The vital role that visualising data onto maps can have for people delivering services was the starting point for a wider discussion on delivery based on real users’ need at yesterday’s event for local government workers.
Ed Parsons, Google’s geospatial technologist, gave the keynote speech at yesterday’s Building Perfect Council Websites event in the Midlands and urged the audience to think further than simply mapping where things are for people to look at but about developing tools to allow users to help create the hyperlocal services they need.
It was a typically thought-provoking talk and if the slides become available later we’ll update this post with it but you can get a flavour of it in these few tweets:
We live in an age of ambient maps – geographic information is used to retrieve relevant search results @edparsons #BPCW13
— Richard Friend (@RFriend23) July 11, 2013
@edparsons says the map of the future is not actually a map – it’s info personalised and contextualised based on your location #bpcw13
— James Coltham (@prettysimple) July 11, 2013
@edparsons “Regard your website as a platform, not a destination” #bpcw13
— Dave Witts (@Wittser) July 11, 2013
It was a good introduction to a day where location (or as my colleague Will has started calling it, ‘placey-ness’!) took centre stage.
++++++++++
BRIEF A. Extract every line of the records that contains the word "home".
++++++++++
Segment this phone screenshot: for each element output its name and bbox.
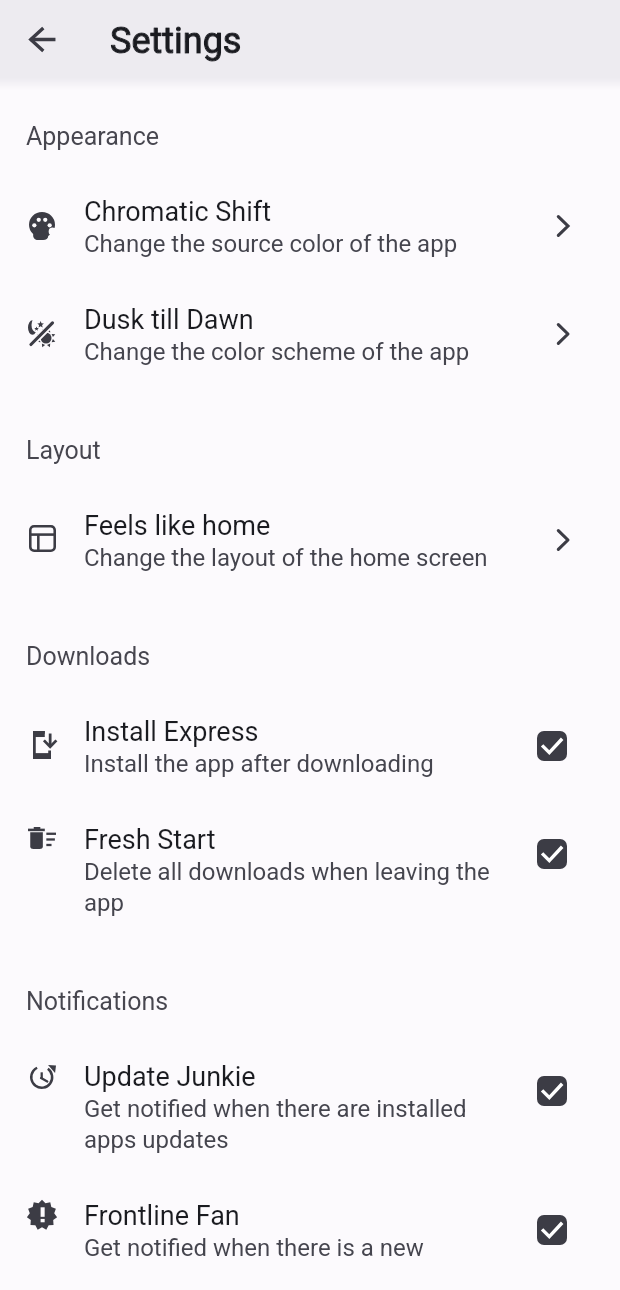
button[interactable]: Install Express: [0, 693, 620, 801]
staticText: Notifications: [26, 987, 169, 1016]
button[interactable]: Enabled: [537, 839, 567, 869]
staticText: Get notified when there is a new UpdateM…: [84, 1231, 508, 1267]
button[interactable]: Back: [18, 15, 66, 63]
staticText: Change the color scheme of the app: [84, 335, 470, 366]
button[interactable]: Open: [548, 525, 578, 555]
staticText: Get notified when there are installed ap…: [84, 1092, 508, 1154]
staticText: Downloads: [26, 642, 151, 671]
staticText: Delete all downloads when leaving the ap…: [84, 855, 508, 917]
staticText: Feels like home: [84, 511, 271, 541]
staticText: Update Junkie: [84, 1062, 256, 1092]
button[interactable]: Dusk till Dawn: [0, 281, 620, 389]
button[interactable]: Enabled: [537, 1215, 567, 1245]
staticText: Dusk till Dawn: [84, 305, 254, 335]
button[interactable]: Open: [548, 319, 578, 349]
staticText: Settings: [110, 20, 242, 62]
button[interactable]: Fresh Start: [0, 801, 620, 940]
staticText: Appearance: [26, 122, 159, 151]
staticText: Layout: [26, 436, 101, 465]
staticText: Chromatic Shift: [84, 197, 272, 227]
button[interactable]: Feels like home: [0, 487, 620, 595]
staticText: Change the source color of the app: [84, 227, 458, 258]
staticText: Fresh Start: [84, 825, 216, 855]
button[interactable]: Frontline Fan: [0, 1177, 620, 1290]
button[interactable]: Update Junkie: [0, 1038, 620, 1177]
staticText: Change the layout of the home screen: [84, 541, 488, 572]
button[interactable]: Chromatic Shift: [0, 173, 620, 281]
button[interactable]: Enabled: [537, 1076, 567, 1106]
staticText: Frontline Fan: [84, 1201, 240, 1231]
staticText: Install Express: [84, 717, 259, 747]
staticText: Install the app after downloading: [84, 747, 434, 778]
button[interactable]: Enabled: [537, 731, 567, 761]
staticText: Settings: [110, 20, 242, 62]
button[interactable]: Open: [548, 211, 578, 241]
++++++++++
BRIEF B. Reproduce the passage of the post about the council websites event from "The vital role" up to and including "services they need.", with "keynote speech" renamed to "opening address".

RIGHT ANSWER A.
staticText: Feels like home: [84, 511, 271, 541]
button[interactable]: Feels like home: [0, 487, 620, 595]
staticText: Change the layout of the home screen: [84, 541, 488, 572]

RIGHT ANSWER B.
The vital role that visualising data onto maps can have for people delivering services was the starting point for a wider discussion on delivery based on real users’ need at yesterday’s event for local government workers.
Ed Parsons, Google’s geospatial technologist, gave the opening address at yesterday’s Building Perfect Council Websites event in the Midlands and urged the audience to think further than simply mapping where things are for people to look at but about developing tools to allow users to help create the hyperlocal services they need.